EXERCISE INPUTS:
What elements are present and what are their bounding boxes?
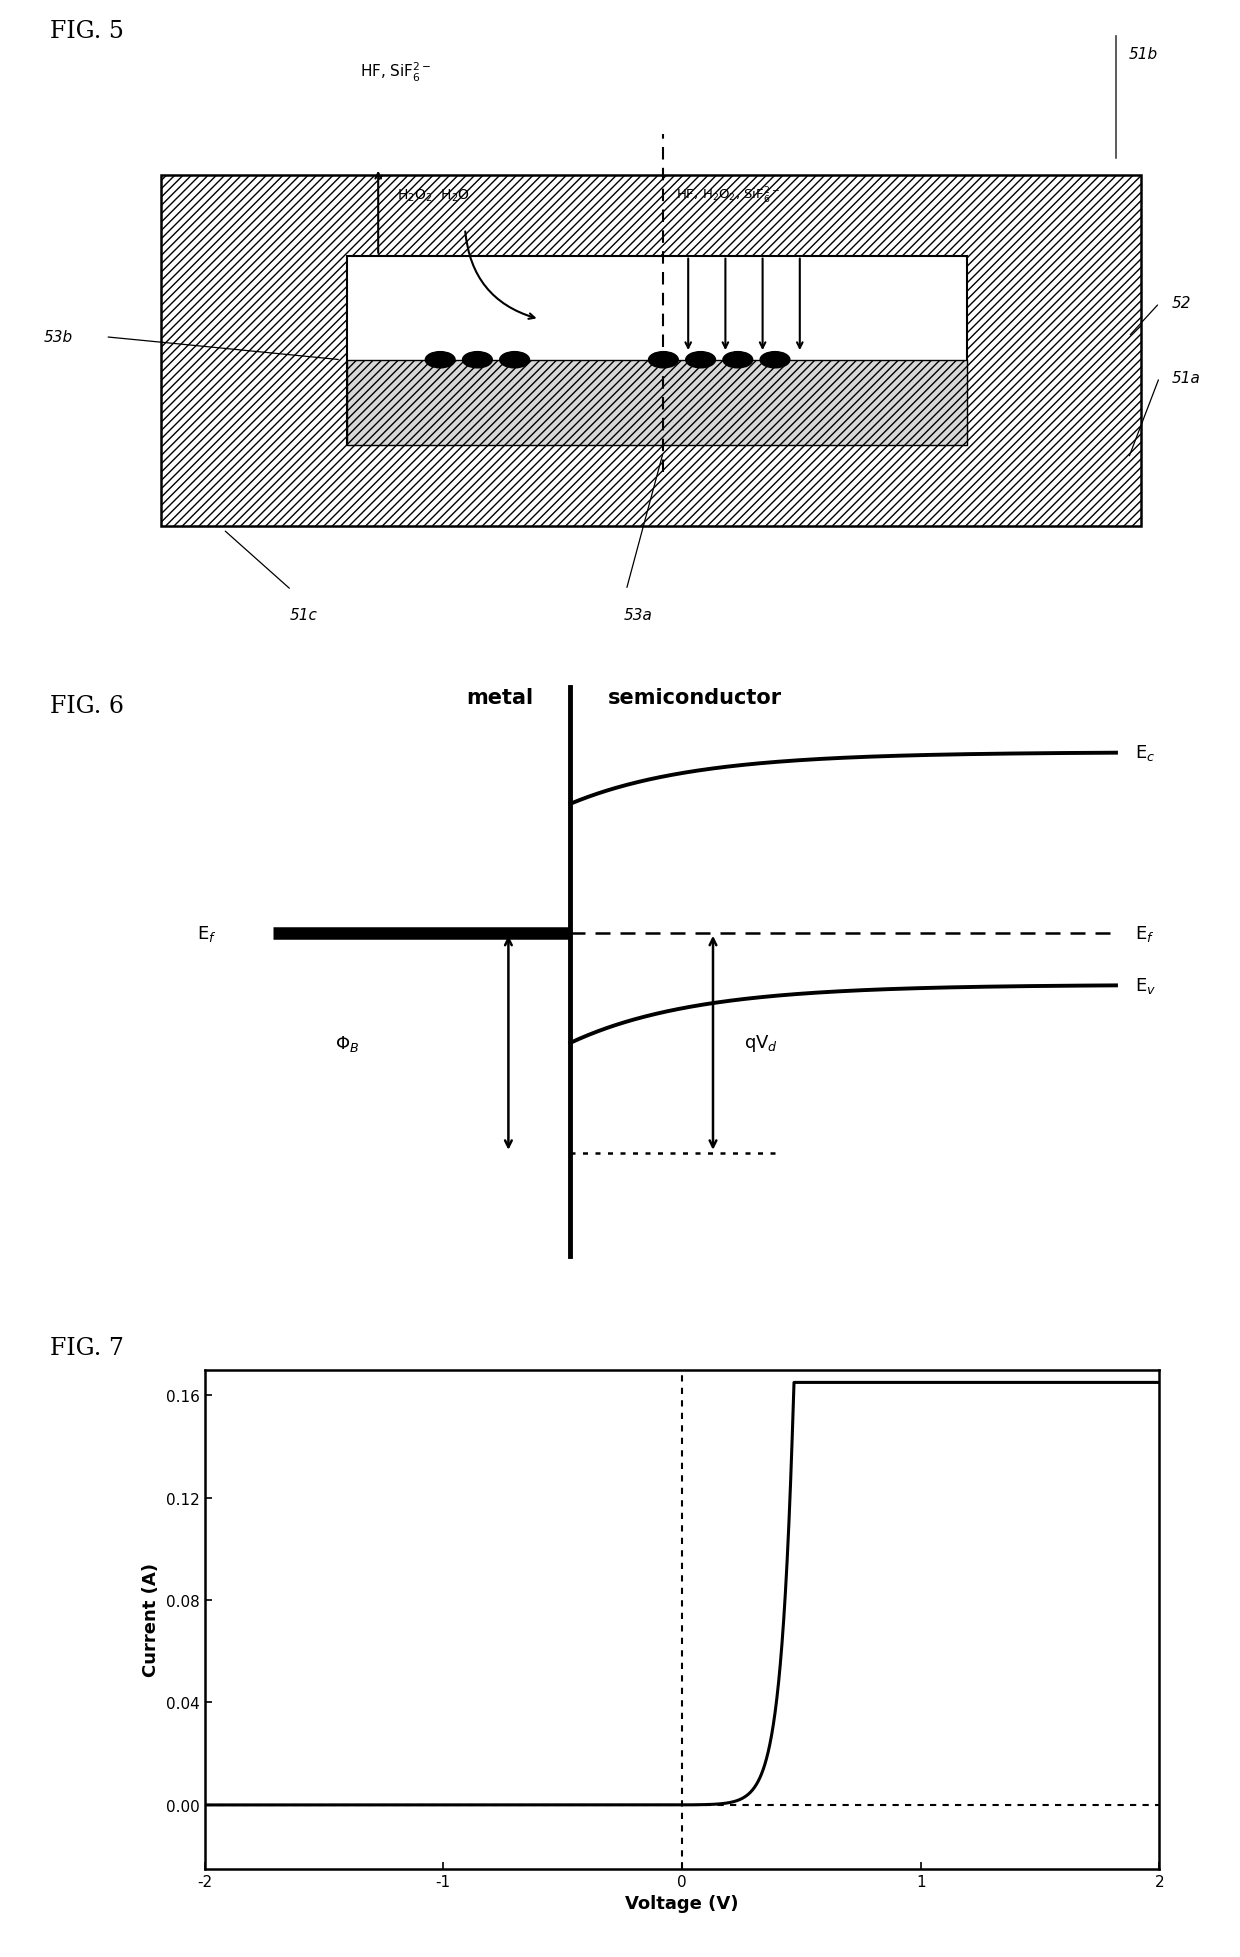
Text: HF, SiF$_6^{2-}$: HF, SiF$_6^{2-}$ [360,61,432,84]
Bar [347,256,967,446]
Text: semiconductor: semiconductor [608,689,781,708]
Text: H$_2$O$_2$  H$_2$O: H$_2$O$_2$ H$_2$O [397,188,470,204]
Text: E$_v$: E$_v$ [1135,975,1156,996]
Text: qV$_d$: qV$_d$ [744,1033,777,1053]
Text: 51a: 51a [1172,370,1200,386]
Text: FIG. 5: FIG. 5 [50,20,124,43]
Bar [347,360,967,446]
Circle shape [723,352,753,368]
Circle shape [463,352,492,368]
Circle shape [760,352,790,368]
Text: 51c: 51c [290,607,317,622]
Text: $\Phi_B$: $\Phi_B$ [335,1033,360,1053]
Circle shape [425,352,455,368]
Text: HF, H$_2$O$_2$, SiF$_6^{2-}$: HF, H$_2$O$_2$, SiF$_6^{2-}$ [676,186,780,205]
Text: FIG. 6: FIG. 6 [50,695,124,718]
Text: E$_c$: E$_c$ [1135,742,1154,763]
Text: FIG. 7: FIG. 7 [50,1337,124,1360]
X-axis label: Voltage (V): Voltage (V) [625,1894,739,1912]
Text: E$_f$: E$_f$ [1135,924,1154,943]
Y-axis label: Current (A): Current (A) [143,1562,160,1677]
Circle shape [500,352,529,368]
Text: metal: metal [466,689,533,708]
FancyBboxPatch shape [161,176,1141,526]
Text: 53a: 53a [624,607,653,622]
Circle shape [686,352,715,368]
Circle shape [649,352,678,368]
Text: 52: 52 [1172,296,1192,311]
Text: 51b: 51b [1128,47,1157,63]
Text: E$_f$: E$_f$ [197,924,217,943]
Text: 53b: 53b [43,331,72,344]
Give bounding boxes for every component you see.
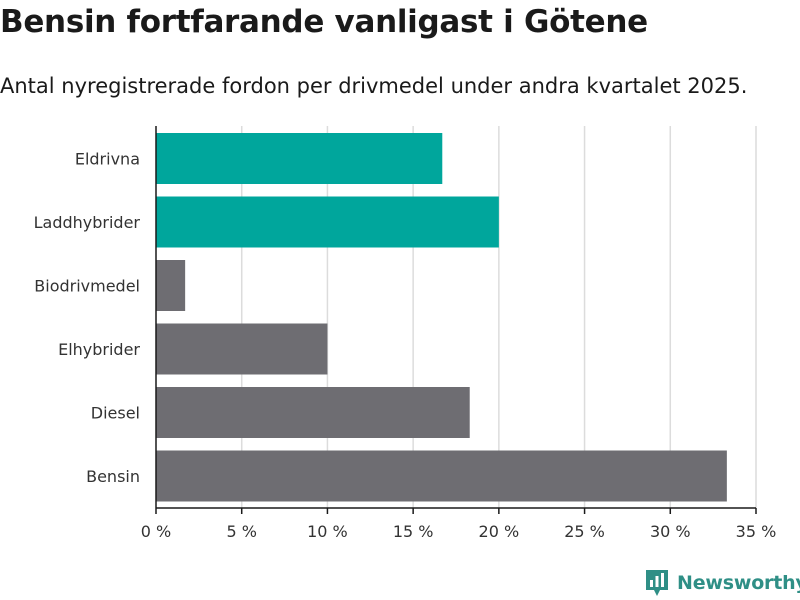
x-tick-label: 0 % [141,522,171,541]
x-tick-label: 25 % [564,522,605,541]
x-tick-label: 10 % [307,522,348,541]
x-tick-label: 35 % [736,522,777,541]
category-label: Biodrivmedel [34,277,140,296]
x-tick-label: 20 % [479,522,520,541]
chart-title: Bensin fortfarande vanligast i Götene [0,4,648,40]
x-tick-label: 5 % [226,522,256,541]
bar [156,323,328,375]
category-label: Bensin [86,467,140,486]
bar [156,196,499,248]
chart-subtitle: Antal nyregistrerade fordon per drivmede… [0,74,748,98]
brand-logo: Newsworthy [644,568,800,598]
x-tick-label: 30 % [650,522,691,541]
category-label: Elhybrider [58,340,140,359]
bar [156,260,186,311]
bar-chart-icon [646,570,668,596]
x-tick-label: 15 % [393,522,434,541]
category-label: Laddhybrider [34,213,141,232]
bar [156,133,443,184]
bar [156,387,470,438]
category-label: Eldrivna [75,150,140,169]
brand-name: Newsworthy [677,572,800,594]
category-label: Diesel [91,404,140,423]
bar [156,450,727,502]
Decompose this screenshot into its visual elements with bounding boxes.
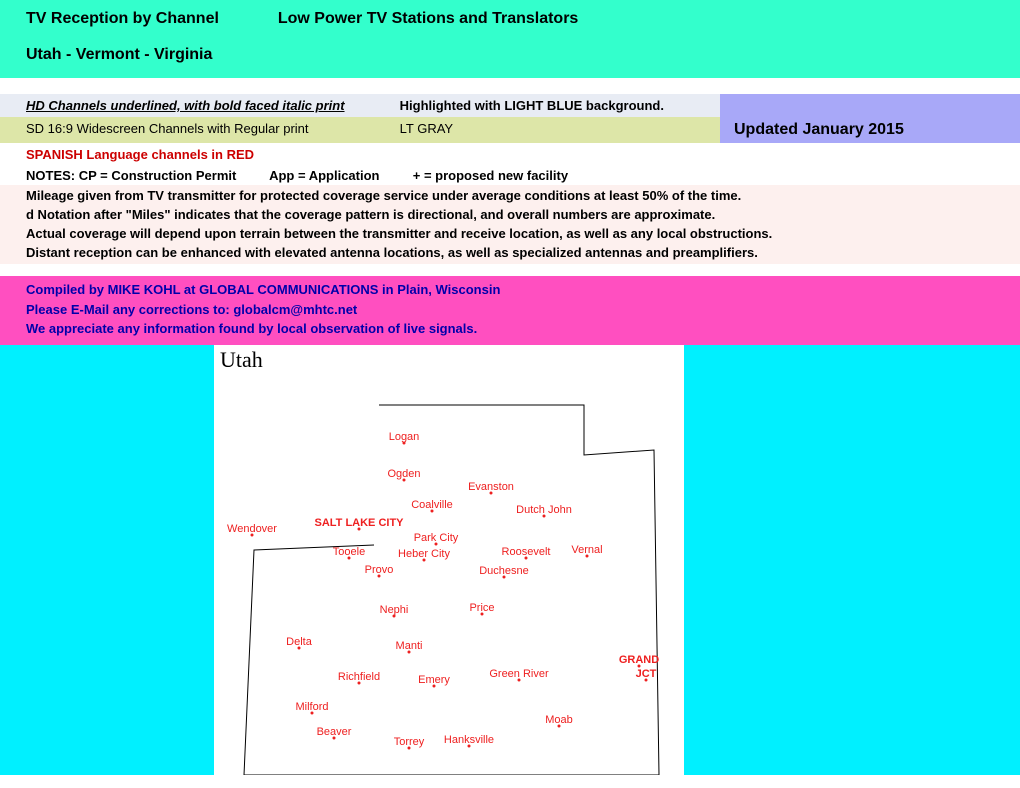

EXERCISE:
Locate each line above that contains the word "Newsworthy" with the same capitalization, and copy every such line in full.

RESPONSE TO THIS EXERCISE:
brand-logo: Newsworthy [644,568,800,598]
brand-name: Newsworthy [677,572,800,594]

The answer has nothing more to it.